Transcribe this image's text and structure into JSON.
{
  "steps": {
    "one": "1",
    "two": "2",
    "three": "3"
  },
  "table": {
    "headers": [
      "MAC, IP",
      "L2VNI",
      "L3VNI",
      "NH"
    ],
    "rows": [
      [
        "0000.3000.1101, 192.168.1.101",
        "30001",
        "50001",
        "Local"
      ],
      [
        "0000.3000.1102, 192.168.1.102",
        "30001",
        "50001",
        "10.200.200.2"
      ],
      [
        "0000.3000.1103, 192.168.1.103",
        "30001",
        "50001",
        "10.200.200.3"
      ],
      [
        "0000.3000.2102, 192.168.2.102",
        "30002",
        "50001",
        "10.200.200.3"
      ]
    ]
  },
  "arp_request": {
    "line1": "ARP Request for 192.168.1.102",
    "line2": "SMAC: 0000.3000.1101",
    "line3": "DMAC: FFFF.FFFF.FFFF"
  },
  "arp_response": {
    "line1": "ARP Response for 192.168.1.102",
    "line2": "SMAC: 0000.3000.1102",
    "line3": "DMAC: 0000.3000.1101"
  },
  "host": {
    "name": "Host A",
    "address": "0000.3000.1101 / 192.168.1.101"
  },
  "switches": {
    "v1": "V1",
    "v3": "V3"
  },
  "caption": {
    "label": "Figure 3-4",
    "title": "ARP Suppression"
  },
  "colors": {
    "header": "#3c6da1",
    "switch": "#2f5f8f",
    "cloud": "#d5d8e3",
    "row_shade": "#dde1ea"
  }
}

- - -

CHALLENGE - Please set down the whole listing above without altering a single line.

FINAL RESULT -
Transcribe this image's text and structure into JSON.
{
  "steps": {
    "one": "1",
    "two": "2",
    "three": "3"
  },
  "table": {
    "headers": [
      "MAC, IP",
      "L2VNI",
      "L3VNI",
      "NH"
    ],
    "rows": [
      [
        "0000.3000.1101, 192.168.1.101",
        "30001",
        "50001",
        "Local"
      ],
      [
        "0000.3000.1102, 192.168.1.102",
        "30001",
        "50001",
        "10.200.200.2"
      ],
      [
        "0000.3000.1103, 192.168.1.103",
        "30001",
        "50001",
        "10.200.200.3"
      ],
      [
        "0000.3000.2102, 192.168.2.102",
        "30002",
        "50001",
        "10.200.200.3"
      ]
    ]
  },
  "arp_request": {
    "line1": "ARP Request for 192.168.1.102",
    "line2": "SMAC: 0000.3000.1101",
    "line3": "DMAC: FFFF.FFFF.FFFF"
  },
  "arp_response": {
    "line1": "ARP Response for 192.168.1.102",
    "line2": "SMAC: 0000.3000.1102",
    "line3": "DMAC: 0000.3000.1101"
  },
  "host": {
    "name": "Host A",
    "address": "0000.3000.1101 / 192.168.1.101"
  },
  "switches": {
    "v1": "V1",
    "v3": "V3"
  },
  "caption": {
    "label": "Figure 3-4",
    "title": "ARP Suppression"
  },
  "colors": {
    "header": "#3c6da1",
    "switch": "#2f5f8f",
    "cloud": "#d5d8e3",
    "row_shade": "#dde1ea"
  }
}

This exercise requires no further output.